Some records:
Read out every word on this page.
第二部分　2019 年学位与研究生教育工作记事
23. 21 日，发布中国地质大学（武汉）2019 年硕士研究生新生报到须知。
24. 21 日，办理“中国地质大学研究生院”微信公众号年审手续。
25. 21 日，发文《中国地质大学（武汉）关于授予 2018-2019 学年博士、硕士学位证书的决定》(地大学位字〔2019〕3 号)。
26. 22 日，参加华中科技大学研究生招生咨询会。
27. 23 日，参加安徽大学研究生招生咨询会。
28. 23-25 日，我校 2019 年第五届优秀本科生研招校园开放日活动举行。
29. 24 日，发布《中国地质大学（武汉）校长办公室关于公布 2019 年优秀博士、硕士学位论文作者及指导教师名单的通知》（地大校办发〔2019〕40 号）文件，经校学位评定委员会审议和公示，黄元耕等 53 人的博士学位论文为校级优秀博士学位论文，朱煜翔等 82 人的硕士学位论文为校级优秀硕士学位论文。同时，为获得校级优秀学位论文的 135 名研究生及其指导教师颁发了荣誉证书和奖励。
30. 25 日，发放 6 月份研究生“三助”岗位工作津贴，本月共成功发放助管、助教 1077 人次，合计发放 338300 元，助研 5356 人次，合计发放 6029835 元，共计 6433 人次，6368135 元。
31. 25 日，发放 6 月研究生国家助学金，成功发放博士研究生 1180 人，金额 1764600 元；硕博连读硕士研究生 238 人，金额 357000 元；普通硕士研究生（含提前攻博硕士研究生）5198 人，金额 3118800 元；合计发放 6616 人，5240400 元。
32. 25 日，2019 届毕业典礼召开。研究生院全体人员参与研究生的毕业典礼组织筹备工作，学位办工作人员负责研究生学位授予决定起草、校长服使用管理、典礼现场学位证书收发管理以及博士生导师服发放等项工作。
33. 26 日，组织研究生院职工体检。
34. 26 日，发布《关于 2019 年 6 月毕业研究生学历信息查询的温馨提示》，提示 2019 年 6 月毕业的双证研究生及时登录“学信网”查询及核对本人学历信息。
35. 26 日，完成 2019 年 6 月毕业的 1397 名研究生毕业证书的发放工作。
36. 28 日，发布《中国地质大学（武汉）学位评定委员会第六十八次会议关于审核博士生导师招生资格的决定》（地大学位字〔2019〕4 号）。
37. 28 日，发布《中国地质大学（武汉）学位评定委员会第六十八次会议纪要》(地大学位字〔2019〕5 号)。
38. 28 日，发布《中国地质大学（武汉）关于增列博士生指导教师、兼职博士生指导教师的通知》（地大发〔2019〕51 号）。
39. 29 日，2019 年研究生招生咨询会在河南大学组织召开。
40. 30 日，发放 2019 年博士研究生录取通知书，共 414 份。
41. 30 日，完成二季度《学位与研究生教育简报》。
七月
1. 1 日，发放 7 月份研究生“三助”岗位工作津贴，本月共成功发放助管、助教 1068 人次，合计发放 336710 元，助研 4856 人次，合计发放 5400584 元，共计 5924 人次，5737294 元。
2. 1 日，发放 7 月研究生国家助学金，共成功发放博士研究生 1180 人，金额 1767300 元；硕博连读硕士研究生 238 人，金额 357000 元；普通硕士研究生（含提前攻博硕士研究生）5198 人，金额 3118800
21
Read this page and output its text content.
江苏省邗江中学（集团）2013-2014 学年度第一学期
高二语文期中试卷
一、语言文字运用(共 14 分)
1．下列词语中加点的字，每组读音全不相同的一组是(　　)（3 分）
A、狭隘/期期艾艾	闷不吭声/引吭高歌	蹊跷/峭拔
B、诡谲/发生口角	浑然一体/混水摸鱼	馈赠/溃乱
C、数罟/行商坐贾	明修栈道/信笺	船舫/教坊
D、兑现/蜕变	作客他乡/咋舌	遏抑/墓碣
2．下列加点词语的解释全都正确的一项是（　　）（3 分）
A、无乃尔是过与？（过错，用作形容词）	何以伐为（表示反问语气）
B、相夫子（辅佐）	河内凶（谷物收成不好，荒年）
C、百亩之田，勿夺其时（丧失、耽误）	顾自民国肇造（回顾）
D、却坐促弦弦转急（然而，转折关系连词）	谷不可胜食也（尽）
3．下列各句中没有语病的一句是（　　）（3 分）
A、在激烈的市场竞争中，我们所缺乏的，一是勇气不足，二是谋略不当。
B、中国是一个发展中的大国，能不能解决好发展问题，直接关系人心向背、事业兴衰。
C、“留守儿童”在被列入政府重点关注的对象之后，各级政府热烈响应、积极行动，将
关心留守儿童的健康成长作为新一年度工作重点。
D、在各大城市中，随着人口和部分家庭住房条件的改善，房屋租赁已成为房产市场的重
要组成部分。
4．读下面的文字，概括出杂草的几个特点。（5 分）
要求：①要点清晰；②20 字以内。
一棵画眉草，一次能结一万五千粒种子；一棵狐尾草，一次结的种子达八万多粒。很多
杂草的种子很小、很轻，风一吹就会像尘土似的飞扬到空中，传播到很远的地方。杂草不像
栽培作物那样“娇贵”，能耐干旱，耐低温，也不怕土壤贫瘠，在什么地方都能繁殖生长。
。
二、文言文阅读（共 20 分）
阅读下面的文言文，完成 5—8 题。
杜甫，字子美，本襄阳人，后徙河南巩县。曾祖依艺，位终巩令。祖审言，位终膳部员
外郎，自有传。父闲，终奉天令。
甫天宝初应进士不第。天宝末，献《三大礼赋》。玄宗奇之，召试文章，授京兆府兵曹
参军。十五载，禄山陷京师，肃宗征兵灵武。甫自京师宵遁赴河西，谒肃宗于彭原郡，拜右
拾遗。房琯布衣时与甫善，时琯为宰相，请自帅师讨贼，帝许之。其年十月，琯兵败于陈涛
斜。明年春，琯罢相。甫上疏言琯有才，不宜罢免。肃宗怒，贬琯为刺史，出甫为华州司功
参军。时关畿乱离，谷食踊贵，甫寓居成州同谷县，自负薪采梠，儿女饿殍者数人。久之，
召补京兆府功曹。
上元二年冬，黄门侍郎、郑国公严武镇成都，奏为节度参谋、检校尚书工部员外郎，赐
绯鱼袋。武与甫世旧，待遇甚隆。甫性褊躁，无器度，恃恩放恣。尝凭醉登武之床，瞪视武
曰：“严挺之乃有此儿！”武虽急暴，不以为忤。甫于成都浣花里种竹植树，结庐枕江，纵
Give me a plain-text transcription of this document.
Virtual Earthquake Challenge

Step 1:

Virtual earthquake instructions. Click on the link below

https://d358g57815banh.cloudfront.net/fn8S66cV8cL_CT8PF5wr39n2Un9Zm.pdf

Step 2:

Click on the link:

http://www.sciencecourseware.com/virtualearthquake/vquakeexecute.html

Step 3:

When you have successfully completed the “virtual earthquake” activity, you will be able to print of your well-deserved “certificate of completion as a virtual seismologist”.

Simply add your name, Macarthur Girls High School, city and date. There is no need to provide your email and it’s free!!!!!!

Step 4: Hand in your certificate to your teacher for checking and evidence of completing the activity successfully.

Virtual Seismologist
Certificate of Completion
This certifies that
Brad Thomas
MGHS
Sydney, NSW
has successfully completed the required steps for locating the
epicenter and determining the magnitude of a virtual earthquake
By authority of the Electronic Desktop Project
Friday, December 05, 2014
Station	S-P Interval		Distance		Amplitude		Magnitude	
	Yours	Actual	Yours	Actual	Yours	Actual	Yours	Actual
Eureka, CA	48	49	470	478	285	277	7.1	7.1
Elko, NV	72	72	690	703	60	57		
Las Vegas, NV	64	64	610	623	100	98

» WHAT THE EXERCISE ASKS
Check each line of the material above for "月份研究生" and say how many lines contain it, giving the number alone.

» FINAL ANSWER
2